__WHAT TO WORK ON__:
Copy out each line featuring the string "start" from the entries beneath.

══════════

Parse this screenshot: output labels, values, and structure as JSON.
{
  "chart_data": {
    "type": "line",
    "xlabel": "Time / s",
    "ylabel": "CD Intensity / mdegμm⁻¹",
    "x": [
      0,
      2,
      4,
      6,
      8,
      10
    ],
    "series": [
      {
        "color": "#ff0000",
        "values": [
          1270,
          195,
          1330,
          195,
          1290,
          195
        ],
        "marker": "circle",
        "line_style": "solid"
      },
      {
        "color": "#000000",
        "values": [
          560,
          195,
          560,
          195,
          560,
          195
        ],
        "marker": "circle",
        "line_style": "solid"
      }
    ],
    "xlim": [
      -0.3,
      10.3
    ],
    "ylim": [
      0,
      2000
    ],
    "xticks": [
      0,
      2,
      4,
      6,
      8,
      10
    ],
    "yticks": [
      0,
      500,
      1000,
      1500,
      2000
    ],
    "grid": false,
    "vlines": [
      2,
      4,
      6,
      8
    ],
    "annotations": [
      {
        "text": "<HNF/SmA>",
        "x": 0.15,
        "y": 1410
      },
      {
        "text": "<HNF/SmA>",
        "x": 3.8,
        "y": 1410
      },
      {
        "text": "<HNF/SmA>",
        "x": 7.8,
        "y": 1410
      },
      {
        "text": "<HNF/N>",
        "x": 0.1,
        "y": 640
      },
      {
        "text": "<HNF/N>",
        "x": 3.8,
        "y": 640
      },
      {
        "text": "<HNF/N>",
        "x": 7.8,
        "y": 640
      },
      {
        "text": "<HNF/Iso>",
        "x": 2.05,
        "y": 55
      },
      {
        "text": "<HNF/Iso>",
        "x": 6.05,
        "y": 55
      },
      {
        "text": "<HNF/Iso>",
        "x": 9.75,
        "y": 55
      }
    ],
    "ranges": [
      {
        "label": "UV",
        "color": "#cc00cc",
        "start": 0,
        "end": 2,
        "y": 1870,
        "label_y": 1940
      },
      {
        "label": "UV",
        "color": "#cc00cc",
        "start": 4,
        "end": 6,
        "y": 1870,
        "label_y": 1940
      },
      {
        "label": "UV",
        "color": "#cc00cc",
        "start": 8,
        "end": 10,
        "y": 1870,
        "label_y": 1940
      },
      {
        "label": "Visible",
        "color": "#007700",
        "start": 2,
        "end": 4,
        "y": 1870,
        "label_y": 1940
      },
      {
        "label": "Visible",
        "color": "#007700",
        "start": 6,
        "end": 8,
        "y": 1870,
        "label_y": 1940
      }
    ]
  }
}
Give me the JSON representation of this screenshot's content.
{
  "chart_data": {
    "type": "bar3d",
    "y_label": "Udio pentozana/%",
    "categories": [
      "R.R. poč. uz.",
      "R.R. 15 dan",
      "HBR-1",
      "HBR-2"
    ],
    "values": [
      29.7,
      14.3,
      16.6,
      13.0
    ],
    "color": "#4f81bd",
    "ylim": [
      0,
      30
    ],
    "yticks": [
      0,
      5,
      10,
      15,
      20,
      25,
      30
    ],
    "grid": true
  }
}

══════════

__FINAL ANSWER__:
        "start": 0,
        "start": 4,
        "start": 8,
        "start": 2,
        "start": 6,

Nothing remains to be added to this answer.